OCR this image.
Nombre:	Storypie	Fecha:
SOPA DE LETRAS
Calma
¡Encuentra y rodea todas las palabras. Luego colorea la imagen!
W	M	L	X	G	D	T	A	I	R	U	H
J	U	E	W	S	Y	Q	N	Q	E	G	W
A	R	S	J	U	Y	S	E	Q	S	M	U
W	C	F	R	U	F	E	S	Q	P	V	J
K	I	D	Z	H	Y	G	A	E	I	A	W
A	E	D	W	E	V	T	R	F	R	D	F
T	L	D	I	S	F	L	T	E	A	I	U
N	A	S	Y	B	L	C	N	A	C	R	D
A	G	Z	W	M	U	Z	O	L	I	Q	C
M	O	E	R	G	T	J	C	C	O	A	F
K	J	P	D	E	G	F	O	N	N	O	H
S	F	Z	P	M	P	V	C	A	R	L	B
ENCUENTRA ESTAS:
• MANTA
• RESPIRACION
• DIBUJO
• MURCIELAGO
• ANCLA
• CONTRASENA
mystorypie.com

::::::

● **Written request**
Go through the records above and set each one down exactly, please.

● **Task output**
OCR this image.
Nombre:	Storypie	Fecha:
SOPA DE LETRAS
Calma
¡Encuentra y rodea todas las palabras. Luego colorea la imagen!
W	M	L	X	G	D	T	A	I	R	U	H
J	U	E	W	S	Y	Q	N	Q	E	G	W
A	R	S	J	U	Y	S	E	Q	S	M	U
W	C	F	R	U	F	E	S	Q	P	V	J
K	I	D	Z	H	Y	G	A	E	I	A	W
A	E	D	W	E	V	T	R	F	R	D	F
T	L	D	I	S	F	L	T	E	A	I	U
N	A	S	Y	B	L	C	N	A	C	R	D
A	G	Z	W	M	U	Z	O	L	I	Q	C
M	O	E	R	G	T	J	C	C	O	A	F
K	J	P	D	E	G	F	O	N	N	O	H
S	F	Z	P	M	P	V	C	A	R	L	B
ENCUENTRA ESTAS:
• MANTA
• RESPIRACION
• DIBUJO
• MURCIELAGO
• ANCLA
• CONTRASENA
mystorypie.com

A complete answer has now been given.